» **REQUIRED TASK**:
Within the listing below, locate all lines containing the word "Strength". Copy each one.

» **Collected data entries**:
═══
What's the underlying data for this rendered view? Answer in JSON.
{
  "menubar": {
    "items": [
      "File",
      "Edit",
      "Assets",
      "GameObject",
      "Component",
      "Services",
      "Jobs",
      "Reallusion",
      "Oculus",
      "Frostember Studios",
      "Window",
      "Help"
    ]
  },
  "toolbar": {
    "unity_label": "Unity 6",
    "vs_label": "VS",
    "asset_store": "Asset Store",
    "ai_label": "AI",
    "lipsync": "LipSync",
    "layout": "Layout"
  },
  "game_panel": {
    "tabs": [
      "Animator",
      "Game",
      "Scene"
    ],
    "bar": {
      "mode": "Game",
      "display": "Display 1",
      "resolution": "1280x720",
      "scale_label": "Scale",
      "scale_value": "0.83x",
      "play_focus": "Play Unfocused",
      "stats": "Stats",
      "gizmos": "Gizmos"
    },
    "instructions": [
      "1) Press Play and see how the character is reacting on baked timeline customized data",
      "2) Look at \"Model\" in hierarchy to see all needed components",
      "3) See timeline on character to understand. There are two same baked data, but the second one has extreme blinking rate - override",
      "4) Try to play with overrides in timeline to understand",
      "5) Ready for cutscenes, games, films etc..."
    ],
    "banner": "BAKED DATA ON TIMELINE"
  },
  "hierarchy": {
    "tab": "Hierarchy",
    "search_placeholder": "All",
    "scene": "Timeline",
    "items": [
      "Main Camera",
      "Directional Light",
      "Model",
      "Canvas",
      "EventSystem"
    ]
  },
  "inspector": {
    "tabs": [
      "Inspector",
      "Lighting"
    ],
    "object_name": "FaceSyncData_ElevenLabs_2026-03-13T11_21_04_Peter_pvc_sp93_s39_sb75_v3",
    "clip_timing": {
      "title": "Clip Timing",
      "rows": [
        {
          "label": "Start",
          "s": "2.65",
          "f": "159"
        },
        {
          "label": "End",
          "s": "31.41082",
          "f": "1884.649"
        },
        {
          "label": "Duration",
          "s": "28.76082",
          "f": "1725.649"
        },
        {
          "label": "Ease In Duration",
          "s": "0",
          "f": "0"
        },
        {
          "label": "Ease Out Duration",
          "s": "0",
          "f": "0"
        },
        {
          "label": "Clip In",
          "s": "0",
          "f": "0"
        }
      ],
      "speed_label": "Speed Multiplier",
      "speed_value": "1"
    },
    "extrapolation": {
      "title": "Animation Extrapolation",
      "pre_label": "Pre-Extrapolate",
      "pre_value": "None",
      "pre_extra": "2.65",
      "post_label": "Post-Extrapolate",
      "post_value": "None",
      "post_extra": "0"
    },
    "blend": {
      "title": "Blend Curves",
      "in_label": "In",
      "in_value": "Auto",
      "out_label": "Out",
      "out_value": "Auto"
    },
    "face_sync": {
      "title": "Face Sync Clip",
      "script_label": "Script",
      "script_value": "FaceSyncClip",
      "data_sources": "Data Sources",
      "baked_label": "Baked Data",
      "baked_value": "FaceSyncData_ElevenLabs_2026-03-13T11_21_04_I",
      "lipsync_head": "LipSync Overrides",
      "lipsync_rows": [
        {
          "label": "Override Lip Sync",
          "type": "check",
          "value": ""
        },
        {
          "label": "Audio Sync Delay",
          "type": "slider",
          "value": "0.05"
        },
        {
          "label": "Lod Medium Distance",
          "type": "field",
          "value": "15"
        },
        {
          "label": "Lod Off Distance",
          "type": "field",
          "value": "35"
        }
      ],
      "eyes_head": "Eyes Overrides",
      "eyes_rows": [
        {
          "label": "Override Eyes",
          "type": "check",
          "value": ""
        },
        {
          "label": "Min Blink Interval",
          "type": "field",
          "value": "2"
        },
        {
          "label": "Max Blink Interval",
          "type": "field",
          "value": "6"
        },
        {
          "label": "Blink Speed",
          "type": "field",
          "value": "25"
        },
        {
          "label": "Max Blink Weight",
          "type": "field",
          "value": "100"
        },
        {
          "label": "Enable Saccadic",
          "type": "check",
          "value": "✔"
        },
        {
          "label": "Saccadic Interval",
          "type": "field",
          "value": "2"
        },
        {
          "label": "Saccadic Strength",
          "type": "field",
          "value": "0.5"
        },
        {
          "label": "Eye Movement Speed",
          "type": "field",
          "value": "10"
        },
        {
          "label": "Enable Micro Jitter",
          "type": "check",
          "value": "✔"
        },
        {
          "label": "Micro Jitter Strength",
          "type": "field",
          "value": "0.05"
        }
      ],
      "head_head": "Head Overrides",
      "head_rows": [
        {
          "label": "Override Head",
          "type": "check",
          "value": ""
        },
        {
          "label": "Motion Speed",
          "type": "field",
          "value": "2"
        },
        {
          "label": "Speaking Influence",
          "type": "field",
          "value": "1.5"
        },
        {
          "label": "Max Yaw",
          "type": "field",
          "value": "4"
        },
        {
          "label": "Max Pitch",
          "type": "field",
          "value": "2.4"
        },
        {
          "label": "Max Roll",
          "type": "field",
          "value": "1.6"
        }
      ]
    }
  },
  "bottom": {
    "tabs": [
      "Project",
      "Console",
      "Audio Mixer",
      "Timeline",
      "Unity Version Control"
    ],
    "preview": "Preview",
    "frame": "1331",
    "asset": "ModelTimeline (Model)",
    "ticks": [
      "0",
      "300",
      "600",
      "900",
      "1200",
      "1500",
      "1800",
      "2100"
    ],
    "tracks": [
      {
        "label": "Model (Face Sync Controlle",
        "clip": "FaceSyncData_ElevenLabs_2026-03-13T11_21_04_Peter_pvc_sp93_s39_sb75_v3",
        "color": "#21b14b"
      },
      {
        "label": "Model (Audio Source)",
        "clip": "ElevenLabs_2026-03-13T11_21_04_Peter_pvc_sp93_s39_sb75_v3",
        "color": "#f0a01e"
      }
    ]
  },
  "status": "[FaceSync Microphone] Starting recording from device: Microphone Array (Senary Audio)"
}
═══
» **EXERCISE RESULT**:
          "label": "Saccadic Strength",
          "label": "Micro Jitter Strength",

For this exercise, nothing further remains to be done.